# YOUR TASK
Give the count of lines in the data that include "Harpstedt", with no other words.
#### TASK INPUT ####
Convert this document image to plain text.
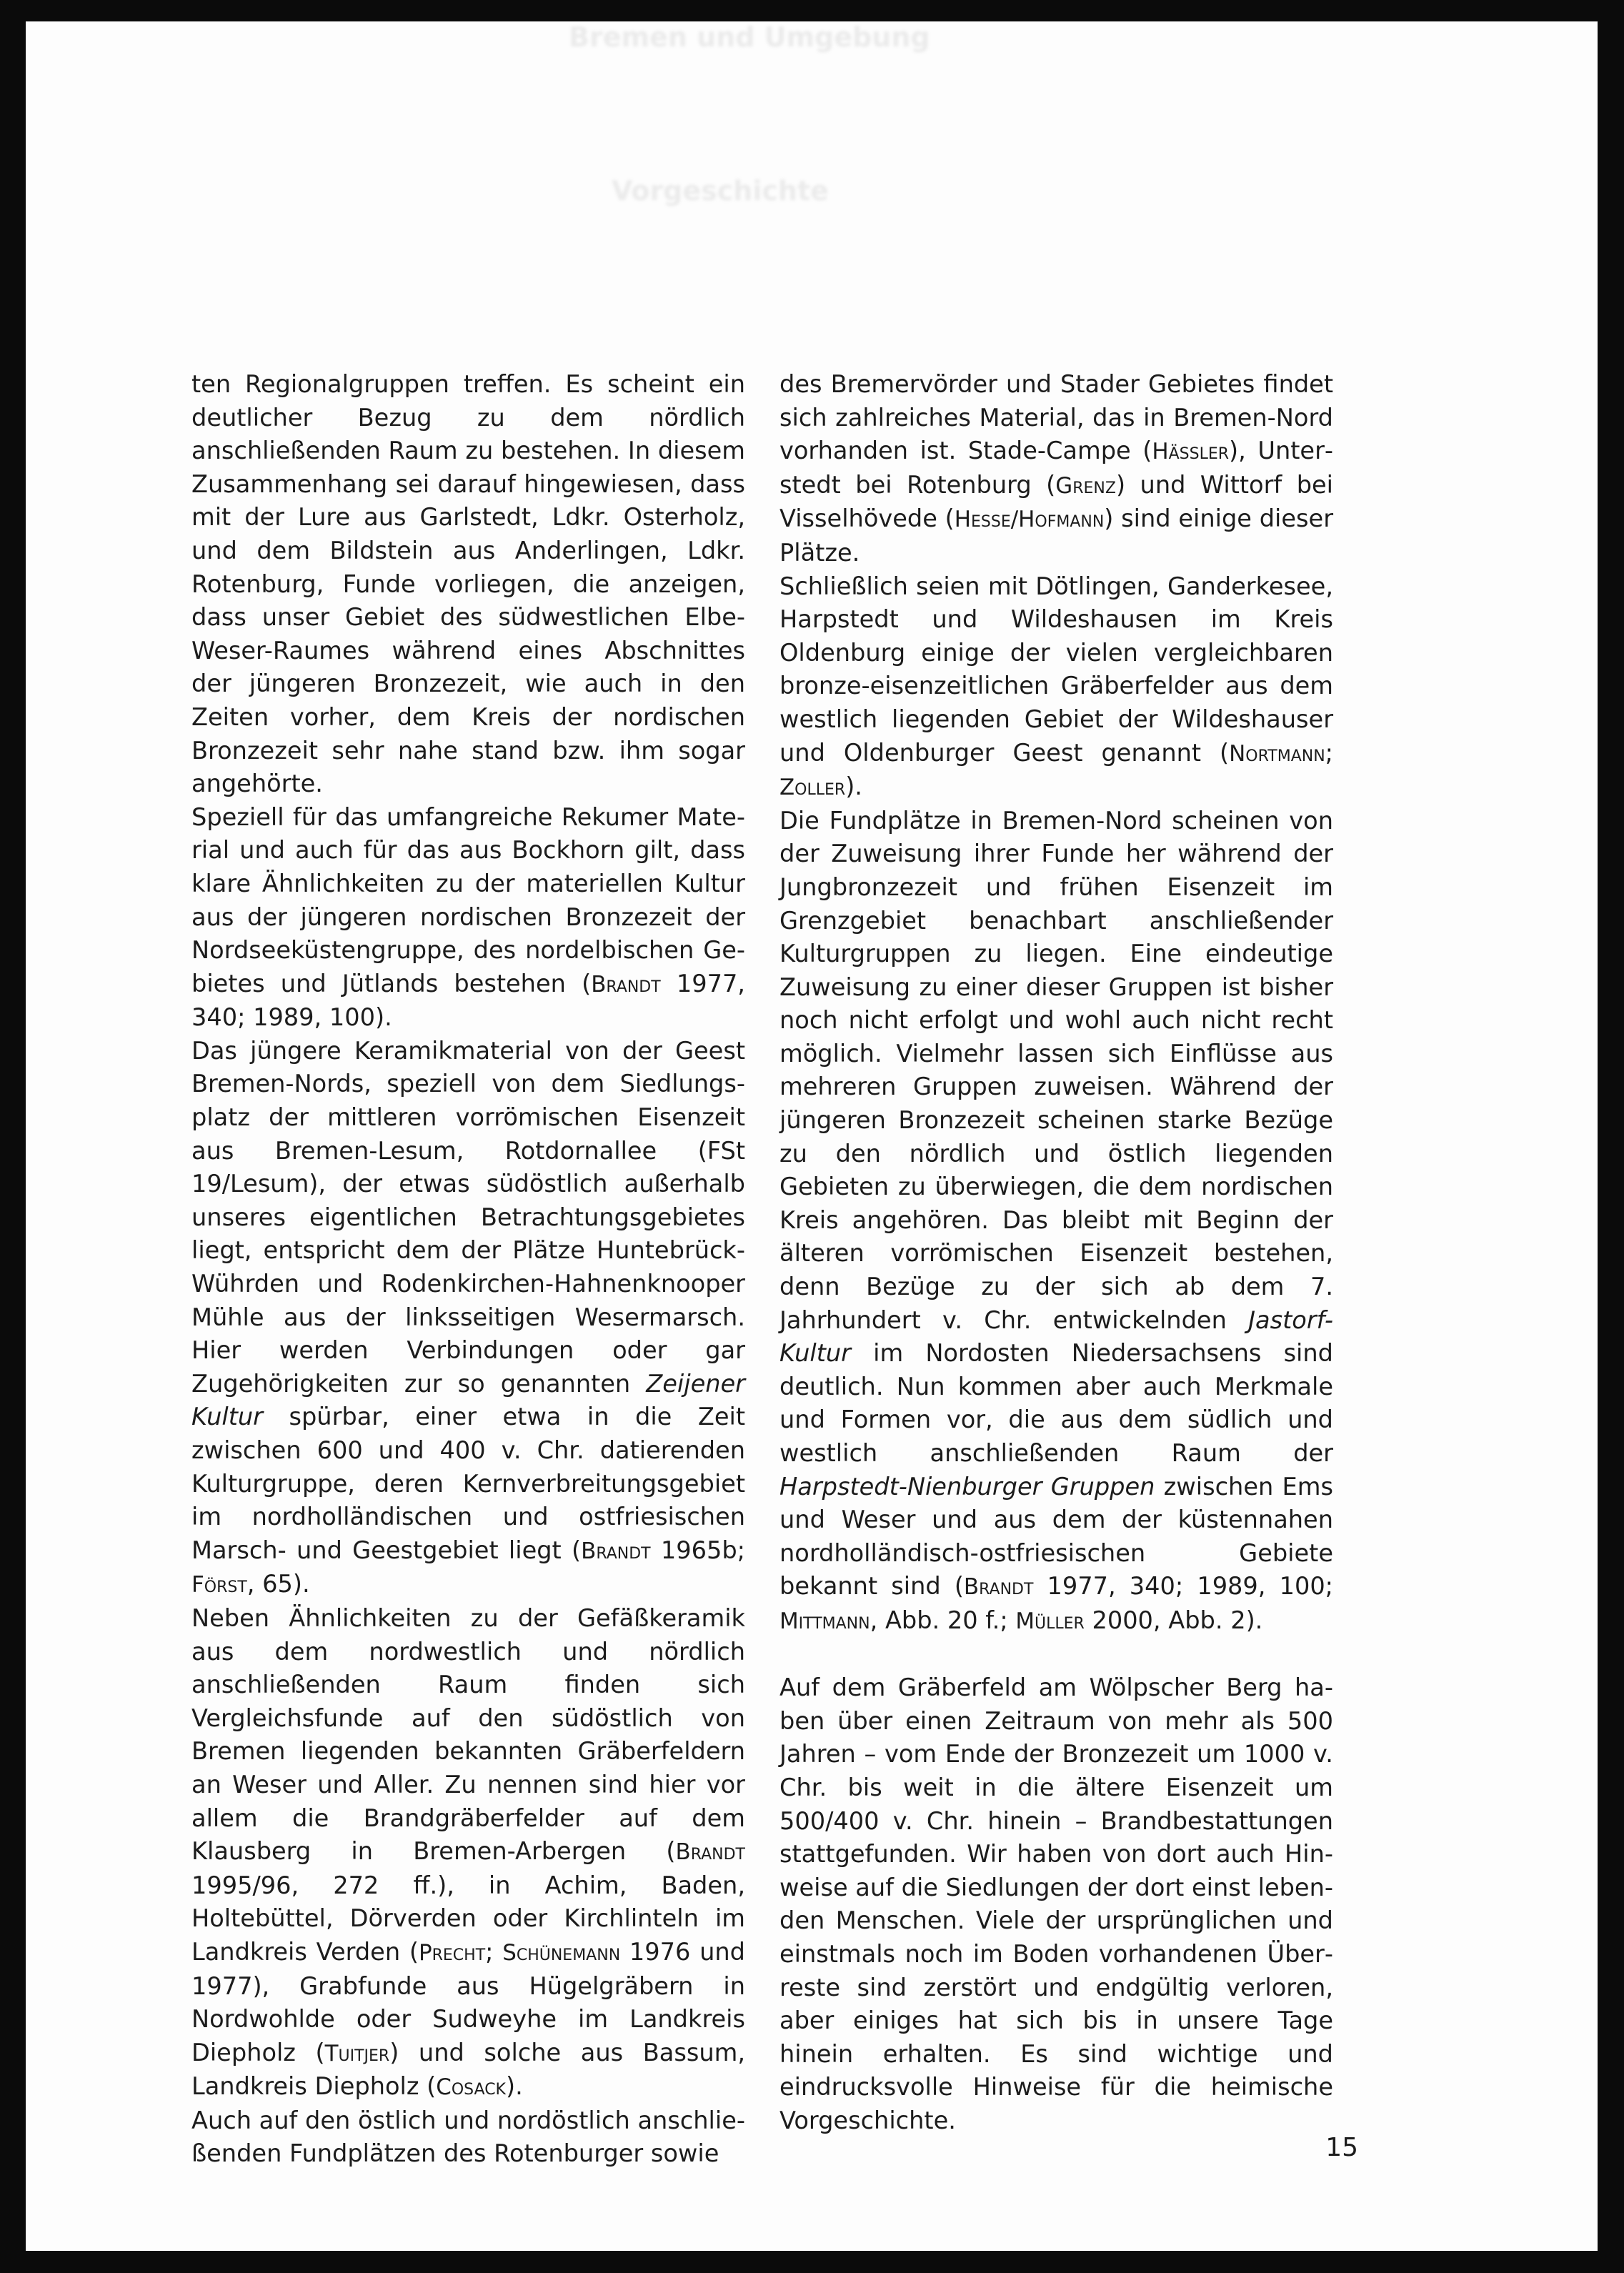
Bremen und Umgebung
Vorgeschichte

ten Regionalgruppen treffen. Es scheint ein deutlicher Bezug zu dem nördlich anschließenden Raum zu bestehen. In diesem Zusammenhang sei darauf hingewiesen, dass mit der Lure aus Garlstedt, Ldkr. Osterholz, und dem Bildstein aus Anderlingen, Ldkr. Rotenburg, Funde vorliegen, die anzeigen, dass unser Gebiet des südwestlichen Elbe-Weser-Raumes während eines Abschnittes der jüngeren Bronzezeit, wie auch in den Zeiten vorher, dem Kreis der nordischen Bronzezeit sehr nahe stand bzw. ihm sogar angehörte.

Speziell für das umfangreiche Rekumer Material und auch für das aus Bockhorn gilt, dass klare Ähnlichkeiten zu der materiellen Kultur aus der jüngeren nordischen Bronzezeit der Nordseeküstengruppe, des nordelbischen Gebietes und Jütlands bestehen (Brandt 1977, 340; 1989, 100).

Das jüngere Keramikmaterial von der Geest Bremen-Nords, speziell von dem Siedlungsplatz der mittleren vorrömischen Eisenzeit aus Bremen-Lesum, Rotdornallee (FSt 19/Lesum), der etwas südöstlich außerhalb unseres eigentlichen Betrachtungsgebietes liegt, entspricht dem der Plätze Huntebrück-Wührden und Rodenkirchen-Hahnenknooper Mühle aus der linksseitigen Wesermarsch. Hier werden Verbindungen oder gar Zugehörigkeiten zur so genannten Zeijener Kultur spürbar, einer etwa in die Zeit zwischen 600 und 400 v. Chr. datierenden Kulturgruppe, deren Kernverbreitungsgebiet im nordholländischen und ostfriesischen Marsch- und Geestgebiet liegt (Brandt 1965b; Först, 65).

Neben Ähnlichkeiten zu der Gefäßkeramik aus dem nordwestlich und nördlich anschließenden Raum finden sich Vergleichsfunde auf den südöstlich von Bremen liegenden bekannten Gräberfeldern an Weser und Aller. Zu nennen sind hier vor allem die Brandgräberfelder auf dem Klausberg in Bremen-Arbergen (Brandt 1995/96, 272 ff.), in Achim, Baden, Holtebüttel, Dörverden oder Kirchlinteln im Landkreis Verden (Precht; Schünemann 1976 und 1977), Grabfunde aus Hügelgräbern in Nordwohlde oder Sudweyhe im Landkreis Diepholz (Tuitjer) und solche aus Bassum, Landkreis Diepholz (Cosack).

Auch auf den östlich und nordöstlich anschließenden Fundplätzen des Rotenburger sowie

des Bremervörder und Stader Gebietes findet sich zahlreiches Material, das in Bremen-Nord vorhanden ist. Stade-Campe (Hässler), Unterstedt bei Rotenburg (Grenz) und Wittorf bei Visselhövede (Hesse/Hofmann) sind einige dieser Plätze.

Schließlich seien mit Dötlingen, Ganderkesee, Harpstedt und Wildeshausen im Kreis Oldenburg einige der vielen vergleichbaren bronze-eisenzeitlichen Gräberfelder aus dem westlich liegenden Gebiet der Wildeshauser und Oldenburger Geest genannt (Nortmann; Zoller).

Die Fundplätze in Bremen-Nord scheinen von der Zuweisung ihrer Funde her während der Jungbronzezeit und frühen Eisenzeit im Grenzgebiet benachbart anschließender Kulturgruppen zu liegen. Eine eindeutige Zuweisung zu einer dieser Gruppen ist bisher noch nicht erfolgt und wohl auch nicht recht möglich. Vielmehr lassen sich Einflüsse aus mehreren Gruppen zuweisen. Während der jüngeren Bronzezeit scheinen starke Bezüge zu den nördlich und östlich liegenden Gebieten zu überwiegen, die dem nordischen Kreis angehören. Das bleibt mit Beginn der älteren vorrömischen Eisenzeit bestehen, denn Bezüge zu der sich ab dem 7. Jahrhundert v. Chr. entwickelnden Jastorf-Kultur im Nordosten Niedersachsens sind deutlich. Nun kommen aber auch Merkmale und Formen vor, die aus dem südlich und westlich anschließenden Raum der Harpstedt-Nienburger Gruppen zwischen Ems und Weser und aus dem der küstennahen nordholländisch-ostfriesischen Gebiete bekannt sind (Brandt 1977, 340; 1989, 100; Mittmann, Abb. 20 f.; Müller 2000, Abb. 2).

Auf dem Gräberfeld am Wölpscher Berg haben über einen Zeitraum von mehr als 500 Jahren – vom Ende der Bronzezeit um 1000 v. Chr. bis weit in die ältere Eisenzeit um 500/400 v. Chr. hinein – Brandbestattungen stattgefunden. Wir haben von dort auch Hinweise auf die Siedlungen der dort einst lebenden Menschen. Viele der ursprünglichen und einstmals noch im Boden vorhandenen Überreste sind zerstört und endgültig verloren, aber einiges hat sich bis in unsere Tage hinein erhalten. Es sind wichtige und eindrucksvolle Hinweise für die heimische Vorgeschichte.

15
####
# ANSWER BELOW
2